> [AIM OF THE EXERCISE] Lines containing the string "службы" are to be counted; report the total by itself.
********
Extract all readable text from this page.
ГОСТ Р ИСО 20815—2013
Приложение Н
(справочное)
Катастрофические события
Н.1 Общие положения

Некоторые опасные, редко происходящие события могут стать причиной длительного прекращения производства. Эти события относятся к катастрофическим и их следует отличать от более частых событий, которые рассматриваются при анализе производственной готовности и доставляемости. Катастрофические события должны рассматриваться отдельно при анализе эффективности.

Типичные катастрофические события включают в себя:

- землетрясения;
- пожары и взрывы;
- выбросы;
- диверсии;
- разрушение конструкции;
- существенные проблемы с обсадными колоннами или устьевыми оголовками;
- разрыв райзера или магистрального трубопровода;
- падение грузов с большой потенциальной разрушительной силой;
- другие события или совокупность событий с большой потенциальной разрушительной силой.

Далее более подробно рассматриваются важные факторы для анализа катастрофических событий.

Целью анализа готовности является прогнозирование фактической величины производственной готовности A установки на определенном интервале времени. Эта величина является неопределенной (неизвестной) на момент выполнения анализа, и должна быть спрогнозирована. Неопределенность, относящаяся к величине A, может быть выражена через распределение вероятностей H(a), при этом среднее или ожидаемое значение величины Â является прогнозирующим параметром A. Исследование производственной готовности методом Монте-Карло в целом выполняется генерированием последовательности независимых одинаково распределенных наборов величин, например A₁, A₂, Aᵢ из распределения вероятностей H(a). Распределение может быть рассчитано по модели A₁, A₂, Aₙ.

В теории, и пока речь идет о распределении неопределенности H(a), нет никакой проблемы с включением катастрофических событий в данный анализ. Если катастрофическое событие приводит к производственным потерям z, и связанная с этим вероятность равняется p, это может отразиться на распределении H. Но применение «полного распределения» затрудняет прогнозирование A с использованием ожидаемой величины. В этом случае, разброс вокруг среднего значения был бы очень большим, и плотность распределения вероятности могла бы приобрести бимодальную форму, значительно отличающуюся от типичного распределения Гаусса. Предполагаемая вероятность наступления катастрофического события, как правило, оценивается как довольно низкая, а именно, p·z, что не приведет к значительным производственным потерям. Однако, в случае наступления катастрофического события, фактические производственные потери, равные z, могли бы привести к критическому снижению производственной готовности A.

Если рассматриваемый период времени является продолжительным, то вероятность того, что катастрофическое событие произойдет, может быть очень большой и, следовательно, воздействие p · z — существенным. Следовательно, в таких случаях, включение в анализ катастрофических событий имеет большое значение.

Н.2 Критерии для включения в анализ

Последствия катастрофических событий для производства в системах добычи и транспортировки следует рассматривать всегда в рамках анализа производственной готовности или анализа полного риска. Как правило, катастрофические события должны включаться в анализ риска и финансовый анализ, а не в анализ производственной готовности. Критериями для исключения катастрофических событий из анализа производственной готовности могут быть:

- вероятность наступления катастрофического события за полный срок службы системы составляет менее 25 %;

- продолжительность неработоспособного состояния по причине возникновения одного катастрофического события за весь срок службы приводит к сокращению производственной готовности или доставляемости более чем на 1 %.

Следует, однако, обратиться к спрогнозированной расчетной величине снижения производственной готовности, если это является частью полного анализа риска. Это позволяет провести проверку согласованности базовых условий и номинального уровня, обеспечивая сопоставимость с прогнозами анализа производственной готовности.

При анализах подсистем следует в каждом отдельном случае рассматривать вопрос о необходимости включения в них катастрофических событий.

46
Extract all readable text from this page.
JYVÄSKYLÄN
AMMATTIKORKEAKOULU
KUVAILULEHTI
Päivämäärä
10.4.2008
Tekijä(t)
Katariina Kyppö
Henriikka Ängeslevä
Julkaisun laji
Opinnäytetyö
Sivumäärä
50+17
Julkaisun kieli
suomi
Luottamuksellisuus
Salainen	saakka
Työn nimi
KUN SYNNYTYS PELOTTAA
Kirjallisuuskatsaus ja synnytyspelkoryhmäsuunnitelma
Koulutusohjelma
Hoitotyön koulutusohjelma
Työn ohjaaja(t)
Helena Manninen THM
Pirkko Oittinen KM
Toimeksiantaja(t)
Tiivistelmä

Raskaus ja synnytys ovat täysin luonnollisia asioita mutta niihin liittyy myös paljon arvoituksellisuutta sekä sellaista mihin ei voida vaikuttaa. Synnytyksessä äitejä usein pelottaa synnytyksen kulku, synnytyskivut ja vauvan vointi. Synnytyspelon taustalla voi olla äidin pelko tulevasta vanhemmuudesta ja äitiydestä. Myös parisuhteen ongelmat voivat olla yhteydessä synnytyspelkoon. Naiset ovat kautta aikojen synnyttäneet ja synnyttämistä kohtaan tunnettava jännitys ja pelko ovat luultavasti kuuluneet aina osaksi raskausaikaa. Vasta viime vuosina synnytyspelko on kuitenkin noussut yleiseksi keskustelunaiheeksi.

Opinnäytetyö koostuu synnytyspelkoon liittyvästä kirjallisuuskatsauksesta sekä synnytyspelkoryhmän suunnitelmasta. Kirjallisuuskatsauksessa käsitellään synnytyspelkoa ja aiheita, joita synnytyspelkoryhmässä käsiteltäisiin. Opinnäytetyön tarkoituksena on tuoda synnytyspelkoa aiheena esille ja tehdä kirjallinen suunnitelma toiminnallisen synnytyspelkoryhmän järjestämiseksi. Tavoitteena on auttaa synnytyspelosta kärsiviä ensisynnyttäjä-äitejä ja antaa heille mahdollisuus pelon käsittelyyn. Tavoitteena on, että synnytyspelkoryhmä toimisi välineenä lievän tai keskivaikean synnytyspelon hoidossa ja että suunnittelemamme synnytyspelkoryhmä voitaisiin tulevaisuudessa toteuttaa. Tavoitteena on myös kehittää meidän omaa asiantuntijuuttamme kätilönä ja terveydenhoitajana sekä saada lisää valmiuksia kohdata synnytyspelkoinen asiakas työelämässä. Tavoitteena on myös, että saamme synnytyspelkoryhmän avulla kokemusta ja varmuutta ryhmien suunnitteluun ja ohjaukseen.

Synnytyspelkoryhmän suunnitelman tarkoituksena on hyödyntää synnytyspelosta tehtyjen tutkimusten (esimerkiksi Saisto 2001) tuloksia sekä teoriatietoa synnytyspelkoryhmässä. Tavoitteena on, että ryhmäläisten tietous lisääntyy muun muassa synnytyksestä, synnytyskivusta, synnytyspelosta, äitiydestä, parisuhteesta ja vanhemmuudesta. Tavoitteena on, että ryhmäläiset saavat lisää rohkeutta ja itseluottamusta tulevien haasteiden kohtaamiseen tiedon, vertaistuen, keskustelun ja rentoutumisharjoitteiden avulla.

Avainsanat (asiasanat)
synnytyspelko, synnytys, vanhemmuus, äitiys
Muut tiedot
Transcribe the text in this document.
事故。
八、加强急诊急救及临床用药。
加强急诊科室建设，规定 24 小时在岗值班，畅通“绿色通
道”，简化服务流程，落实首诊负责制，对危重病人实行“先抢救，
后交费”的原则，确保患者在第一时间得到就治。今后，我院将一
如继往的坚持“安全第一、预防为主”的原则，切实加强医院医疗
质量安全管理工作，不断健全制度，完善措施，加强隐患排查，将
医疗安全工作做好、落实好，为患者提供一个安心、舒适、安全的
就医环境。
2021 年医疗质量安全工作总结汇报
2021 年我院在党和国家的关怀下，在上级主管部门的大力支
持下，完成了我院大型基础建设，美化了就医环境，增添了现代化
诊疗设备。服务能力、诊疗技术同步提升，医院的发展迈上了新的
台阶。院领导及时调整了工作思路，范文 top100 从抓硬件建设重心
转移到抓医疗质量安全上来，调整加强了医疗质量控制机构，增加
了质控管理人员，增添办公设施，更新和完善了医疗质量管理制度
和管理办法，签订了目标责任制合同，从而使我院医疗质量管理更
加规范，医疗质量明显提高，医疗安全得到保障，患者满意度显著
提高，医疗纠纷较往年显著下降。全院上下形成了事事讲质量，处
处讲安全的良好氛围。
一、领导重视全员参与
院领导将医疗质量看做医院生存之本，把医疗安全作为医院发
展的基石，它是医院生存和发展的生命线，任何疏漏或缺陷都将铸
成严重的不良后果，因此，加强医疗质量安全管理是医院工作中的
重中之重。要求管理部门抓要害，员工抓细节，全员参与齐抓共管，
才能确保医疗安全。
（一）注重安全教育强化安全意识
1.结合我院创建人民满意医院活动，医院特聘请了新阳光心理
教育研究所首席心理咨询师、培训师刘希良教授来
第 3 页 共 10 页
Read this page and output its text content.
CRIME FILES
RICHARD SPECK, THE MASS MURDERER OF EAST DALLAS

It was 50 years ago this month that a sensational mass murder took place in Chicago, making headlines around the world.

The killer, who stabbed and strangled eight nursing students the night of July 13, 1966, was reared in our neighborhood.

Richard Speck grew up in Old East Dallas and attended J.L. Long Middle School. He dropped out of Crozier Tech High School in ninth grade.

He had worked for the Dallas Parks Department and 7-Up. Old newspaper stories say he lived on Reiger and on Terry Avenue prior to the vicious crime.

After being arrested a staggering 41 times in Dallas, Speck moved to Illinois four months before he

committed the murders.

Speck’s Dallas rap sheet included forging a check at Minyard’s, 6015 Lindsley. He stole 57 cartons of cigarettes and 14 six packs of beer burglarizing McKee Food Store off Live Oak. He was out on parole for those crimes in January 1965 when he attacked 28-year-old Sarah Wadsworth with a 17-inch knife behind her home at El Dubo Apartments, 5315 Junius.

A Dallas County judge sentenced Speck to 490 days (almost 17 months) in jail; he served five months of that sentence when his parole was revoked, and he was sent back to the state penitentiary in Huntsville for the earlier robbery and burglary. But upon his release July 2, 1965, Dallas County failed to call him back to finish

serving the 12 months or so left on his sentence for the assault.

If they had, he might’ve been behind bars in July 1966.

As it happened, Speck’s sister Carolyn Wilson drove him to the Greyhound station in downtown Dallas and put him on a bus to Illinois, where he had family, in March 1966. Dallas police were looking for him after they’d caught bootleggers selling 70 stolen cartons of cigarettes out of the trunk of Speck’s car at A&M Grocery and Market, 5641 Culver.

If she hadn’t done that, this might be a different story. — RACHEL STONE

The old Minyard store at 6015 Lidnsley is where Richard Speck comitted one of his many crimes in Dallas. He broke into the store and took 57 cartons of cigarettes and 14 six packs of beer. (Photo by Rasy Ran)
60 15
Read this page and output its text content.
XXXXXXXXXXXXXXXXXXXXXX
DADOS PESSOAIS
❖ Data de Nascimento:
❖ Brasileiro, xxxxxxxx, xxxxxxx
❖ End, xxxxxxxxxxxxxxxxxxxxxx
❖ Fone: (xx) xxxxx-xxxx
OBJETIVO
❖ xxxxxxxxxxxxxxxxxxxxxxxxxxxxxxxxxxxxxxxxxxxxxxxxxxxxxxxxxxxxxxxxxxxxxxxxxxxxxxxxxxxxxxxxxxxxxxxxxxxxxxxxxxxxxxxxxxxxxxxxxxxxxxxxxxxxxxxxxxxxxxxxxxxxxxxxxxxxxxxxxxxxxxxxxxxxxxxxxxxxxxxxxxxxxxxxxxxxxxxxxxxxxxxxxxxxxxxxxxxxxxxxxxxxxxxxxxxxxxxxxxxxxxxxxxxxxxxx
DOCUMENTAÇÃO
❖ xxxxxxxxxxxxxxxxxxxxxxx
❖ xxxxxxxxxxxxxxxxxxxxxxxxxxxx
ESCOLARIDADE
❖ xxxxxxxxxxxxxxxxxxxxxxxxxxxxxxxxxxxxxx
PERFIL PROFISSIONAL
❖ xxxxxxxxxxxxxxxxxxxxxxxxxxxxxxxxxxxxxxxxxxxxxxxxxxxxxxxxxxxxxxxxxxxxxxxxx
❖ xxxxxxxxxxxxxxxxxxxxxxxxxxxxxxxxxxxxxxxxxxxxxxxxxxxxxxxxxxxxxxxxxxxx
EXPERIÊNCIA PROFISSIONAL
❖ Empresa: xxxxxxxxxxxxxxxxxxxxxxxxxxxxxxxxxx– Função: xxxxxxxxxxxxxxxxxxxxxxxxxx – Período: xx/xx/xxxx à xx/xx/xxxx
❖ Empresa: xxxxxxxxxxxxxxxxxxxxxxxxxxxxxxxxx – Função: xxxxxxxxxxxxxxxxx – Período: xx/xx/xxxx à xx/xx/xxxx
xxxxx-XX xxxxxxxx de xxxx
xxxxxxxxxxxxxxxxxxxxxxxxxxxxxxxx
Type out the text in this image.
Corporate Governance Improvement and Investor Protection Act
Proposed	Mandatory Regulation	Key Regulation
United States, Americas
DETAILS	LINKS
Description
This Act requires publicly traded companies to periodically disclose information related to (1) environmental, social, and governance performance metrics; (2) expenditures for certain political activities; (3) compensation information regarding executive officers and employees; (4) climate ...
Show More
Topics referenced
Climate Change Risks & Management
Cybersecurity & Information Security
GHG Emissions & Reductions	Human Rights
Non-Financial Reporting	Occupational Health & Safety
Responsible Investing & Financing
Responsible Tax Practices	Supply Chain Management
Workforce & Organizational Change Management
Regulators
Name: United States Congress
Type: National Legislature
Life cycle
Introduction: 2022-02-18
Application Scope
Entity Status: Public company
********
> [RESPONSE TO THIS EXERCISE] 2